> Work to do:
Quote every line below exactly and skip any picture.

Collected data:
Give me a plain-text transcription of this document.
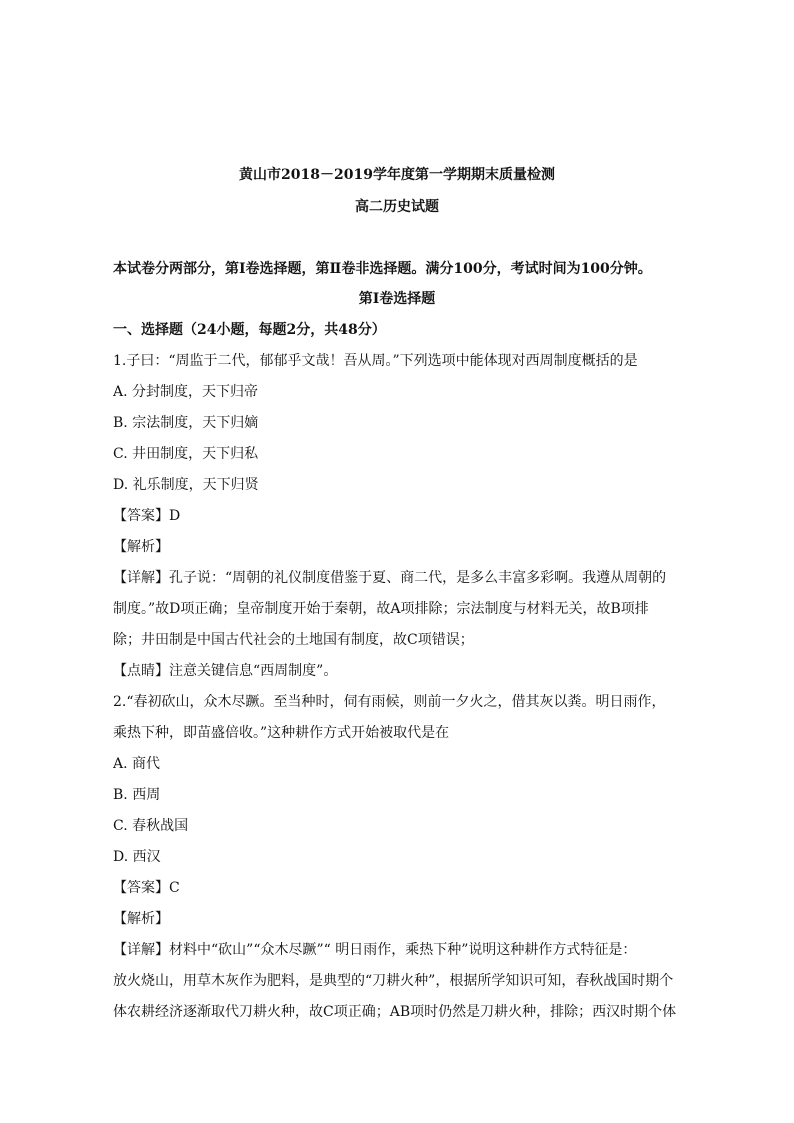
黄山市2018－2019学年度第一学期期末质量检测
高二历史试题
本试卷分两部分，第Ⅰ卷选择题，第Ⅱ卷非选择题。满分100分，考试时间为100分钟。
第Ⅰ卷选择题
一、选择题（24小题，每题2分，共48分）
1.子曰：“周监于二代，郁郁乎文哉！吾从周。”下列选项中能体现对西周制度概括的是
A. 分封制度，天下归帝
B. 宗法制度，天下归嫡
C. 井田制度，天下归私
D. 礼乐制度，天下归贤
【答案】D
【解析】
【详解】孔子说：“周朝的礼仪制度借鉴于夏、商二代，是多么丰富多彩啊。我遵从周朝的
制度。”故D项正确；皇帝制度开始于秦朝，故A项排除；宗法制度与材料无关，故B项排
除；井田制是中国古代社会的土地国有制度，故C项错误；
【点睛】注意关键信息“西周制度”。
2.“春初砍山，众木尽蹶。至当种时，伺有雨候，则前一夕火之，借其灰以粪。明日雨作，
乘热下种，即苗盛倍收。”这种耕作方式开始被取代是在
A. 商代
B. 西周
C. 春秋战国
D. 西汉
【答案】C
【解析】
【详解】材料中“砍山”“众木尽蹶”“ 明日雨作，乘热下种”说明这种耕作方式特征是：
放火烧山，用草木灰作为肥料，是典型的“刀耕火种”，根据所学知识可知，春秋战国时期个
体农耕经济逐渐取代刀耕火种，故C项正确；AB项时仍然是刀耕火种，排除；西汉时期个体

> The response:
Give me a plain-text transcription of this document.
黄山市2018－2019学年度第一学期期末质量检测
高二历史试题
本试卷分两部分，第Ⅰ卷选择题，第Ⅱ卷非选择题。满分100分，考试时间为100分钟。
第Ⅰ卷选择题
一、选择题（24小题，每题2分，共48分）
1.子曰：“周监于二代，郁郁乎文哉！吾从周。”下列选项中能体现对西周制度概括的是
A. 分封制度，天下归帝
B. 宗法制度，天下归嫡
C. 井田制度，天下归私
D. 礼乐制度，天下归贤
【答案】D
【解析】
【详解】孔子说：“周朝的礼仪制度借鉴于夏、商二代，是多么丰富多彩啊。我遵从周朝的
制度。”故D项正确；皇帝制度开始于秦朝，故A项排除；宗法制度与材料无关，故B项排
除；井田制是中国古代社会的土地国有制度，故C项错误；
【点睛】注意关键信息“西周制度”。
2.“春初砍山，众木尽蹶。至当种时，伺有雨候，则前一夕火之，借其灰以粪。明日雨作，
乘热下种，即苗盛倍收。”这种耕作方式开始被取代是在
A. 商代
B. 西周
C. 春秋战国
D. 西汉
【答案】C
【解析】
【详解】材料中“砍山”“众木尽蹶”“ 明日雨作，乘热下种”说明这种耕作方式特征是：
放火烧山，用草木灰作为肥料，是典型的“刀耕火种”，根据所学知识可知，春秋战国时期个
体农耕经济逐渐取代刀耕火种，故C项正确；AB项时仍然是刀耕火种，排除；西汉时期个体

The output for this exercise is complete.